Text shown:
Skip to content

anass-srk/pascal

Folders and files

NameName
Last commit message
Last commit date

Latest commit

 

History

82 Commits
 
 
 
 
 
 
 
 
 
 
 
 
 
 
 
 

Repository files navigation

Pascal Compiler & Virtual Machine

A modern C++20 implementation that compiles Pascal source code to bytecode and executes it via a stack-based virtual machine.

Project Overview

This project implements a complete Pascal compiler and stack-based virtual machine. The compiler translates Pascal source code into custom bytecode, which is then executed by a custom VM. The implementation follows modern C++20 practices with a focus on separation of concerns, and educational value.

Current Version: 0.1.0
License: MIT License (see LICENSE.txt)

Design Philosophy

  • Modular Architecture: Compiler pipeline divided into distinct phases (Lexing, Parsing, Semantics, Code Generation)

Given entries:
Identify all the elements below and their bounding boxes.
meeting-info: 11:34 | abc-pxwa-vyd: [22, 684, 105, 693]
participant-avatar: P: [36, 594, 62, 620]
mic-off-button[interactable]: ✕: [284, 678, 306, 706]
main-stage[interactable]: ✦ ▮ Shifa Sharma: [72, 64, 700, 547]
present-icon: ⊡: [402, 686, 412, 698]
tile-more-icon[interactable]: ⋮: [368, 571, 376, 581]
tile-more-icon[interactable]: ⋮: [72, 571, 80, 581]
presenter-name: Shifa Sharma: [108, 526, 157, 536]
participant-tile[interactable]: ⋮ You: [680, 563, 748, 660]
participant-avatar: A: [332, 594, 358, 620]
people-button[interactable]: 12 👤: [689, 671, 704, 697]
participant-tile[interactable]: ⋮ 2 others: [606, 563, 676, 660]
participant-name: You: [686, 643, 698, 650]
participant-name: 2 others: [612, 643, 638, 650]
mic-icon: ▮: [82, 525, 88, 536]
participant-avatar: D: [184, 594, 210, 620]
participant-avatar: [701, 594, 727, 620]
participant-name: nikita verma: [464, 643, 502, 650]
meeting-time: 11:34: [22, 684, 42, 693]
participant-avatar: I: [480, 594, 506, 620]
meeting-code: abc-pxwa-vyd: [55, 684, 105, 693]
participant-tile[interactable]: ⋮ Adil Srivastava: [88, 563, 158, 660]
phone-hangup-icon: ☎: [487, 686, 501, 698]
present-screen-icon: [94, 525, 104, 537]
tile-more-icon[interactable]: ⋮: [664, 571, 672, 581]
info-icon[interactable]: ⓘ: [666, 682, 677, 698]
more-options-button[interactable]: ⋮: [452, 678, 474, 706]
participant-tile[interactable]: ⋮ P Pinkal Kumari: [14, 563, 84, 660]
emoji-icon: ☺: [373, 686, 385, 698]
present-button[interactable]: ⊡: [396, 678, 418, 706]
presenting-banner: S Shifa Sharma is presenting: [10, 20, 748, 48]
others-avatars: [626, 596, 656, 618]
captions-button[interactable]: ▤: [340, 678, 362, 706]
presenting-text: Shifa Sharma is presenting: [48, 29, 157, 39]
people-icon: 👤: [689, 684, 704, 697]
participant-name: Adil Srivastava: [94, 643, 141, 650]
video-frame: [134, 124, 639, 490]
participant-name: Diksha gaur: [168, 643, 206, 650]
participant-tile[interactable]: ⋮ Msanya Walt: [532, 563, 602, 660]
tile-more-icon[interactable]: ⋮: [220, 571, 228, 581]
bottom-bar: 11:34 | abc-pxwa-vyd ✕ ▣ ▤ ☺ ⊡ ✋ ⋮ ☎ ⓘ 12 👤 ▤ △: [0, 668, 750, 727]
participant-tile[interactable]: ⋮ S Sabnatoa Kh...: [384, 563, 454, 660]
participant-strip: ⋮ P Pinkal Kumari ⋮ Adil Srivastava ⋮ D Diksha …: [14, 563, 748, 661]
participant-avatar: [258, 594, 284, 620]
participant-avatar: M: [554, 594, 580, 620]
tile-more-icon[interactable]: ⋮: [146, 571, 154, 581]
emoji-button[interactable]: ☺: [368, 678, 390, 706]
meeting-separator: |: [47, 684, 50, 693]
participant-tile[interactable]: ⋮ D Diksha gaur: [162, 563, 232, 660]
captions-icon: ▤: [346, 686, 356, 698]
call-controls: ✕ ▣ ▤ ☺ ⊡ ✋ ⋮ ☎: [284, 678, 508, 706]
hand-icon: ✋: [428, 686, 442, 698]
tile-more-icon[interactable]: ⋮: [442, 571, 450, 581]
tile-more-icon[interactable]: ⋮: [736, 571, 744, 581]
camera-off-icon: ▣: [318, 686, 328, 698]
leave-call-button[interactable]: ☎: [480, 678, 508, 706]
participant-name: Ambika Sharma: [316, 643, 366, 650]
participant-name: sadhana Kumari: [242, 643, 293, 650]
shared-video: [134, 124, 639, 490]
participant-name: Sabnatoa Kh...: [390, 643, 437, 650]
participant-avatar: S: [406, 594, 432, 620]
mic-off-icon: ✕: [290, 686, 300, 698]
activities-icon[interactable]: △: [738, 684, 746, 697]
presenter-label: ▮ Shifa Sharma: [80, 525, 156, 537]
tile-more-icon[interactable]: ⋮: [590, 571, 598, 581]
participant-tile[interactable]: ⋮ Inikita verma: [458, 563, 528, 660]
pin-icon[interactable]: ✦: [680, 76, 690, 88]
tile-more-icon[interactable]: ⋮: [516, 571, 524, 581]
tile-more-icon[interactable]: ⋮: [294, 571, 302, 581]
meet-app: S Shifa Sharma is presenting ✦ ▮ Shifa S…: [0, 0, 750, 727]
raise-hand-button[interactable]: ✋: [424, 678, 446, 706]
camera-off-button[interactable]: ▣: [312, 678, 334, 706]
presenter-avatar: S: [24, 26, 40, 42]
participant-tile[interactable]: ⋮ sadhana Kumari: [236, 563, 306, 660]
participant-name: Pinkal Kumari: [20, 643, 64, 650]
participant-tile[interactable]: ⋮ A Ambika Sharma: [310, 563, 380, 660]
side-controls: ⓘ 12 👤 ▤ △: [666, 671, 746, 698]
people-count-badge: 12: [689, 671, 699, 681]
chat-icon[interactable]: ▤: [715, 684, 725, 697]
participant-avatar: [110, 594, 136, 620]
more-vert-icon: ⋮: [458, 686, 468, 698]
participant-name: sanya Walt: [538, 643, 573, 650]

Set tasks:
a) For the Pascal compiler page, decide whether each statement agrees with it, answering yes or no and quoting the words that decide it: (i) the compiler turns Pascal source code into native machine code; (ii) the project is released under the MIT License; (iii) the current version is 1.0.
b) Write what comes next on the Pascal compiler page, picking up right after its last line.

Task results:
a)
(i) No: "The compiler translates Pascal source code into custom bytecode, which is then executed by a custom VM."
(ii) Yes: "License: MIT License (see LICENSE.txt)"
(iii) No: "Current Version: 0.1.0"

b)
  • Type Safety: Comprehensive type checking and semantic analysis before code generation
  • Modern C++20: Leveraging latest C++ features for cleaner, safer code
  • Educational Focus: Clear structure suitable for learning compiler design and implementation
  • Testing: Comprehensive unit tests for both compiler and VM components

Features

Language Features

Basic Types

  • Int: Integer type for arithmetic operations
  • Real: Floating-point numbers for precise calculations
  • Char: Single character values
  • Bool: Boolean values (true/false)
  • String: String literals for text processing

Complex Types

  • Arrays: Multi-dimensional arrays with flexible indexing types
  • Records: Structured data types with named fields
  • Subranges: Bounded ranges based on ordinal types
  • Enumerations: User-defined ordinal types with named values

Control Flow Statements

  • if/else: Conditional execution
  • case statements: Multi-way branching with constant labels
  • while loops: Pre-condition iteration
  • repeat/until loops: Post-condition iteration
  • for loops: Counted iteration (with to and downto)
  • goto with labels: Unconditional jumps for advanced control flow

Functions and Procedures

  • Support for both functions (returning values) and procedures
  • By-value and by-reference (var) parameters (by values only at the moment)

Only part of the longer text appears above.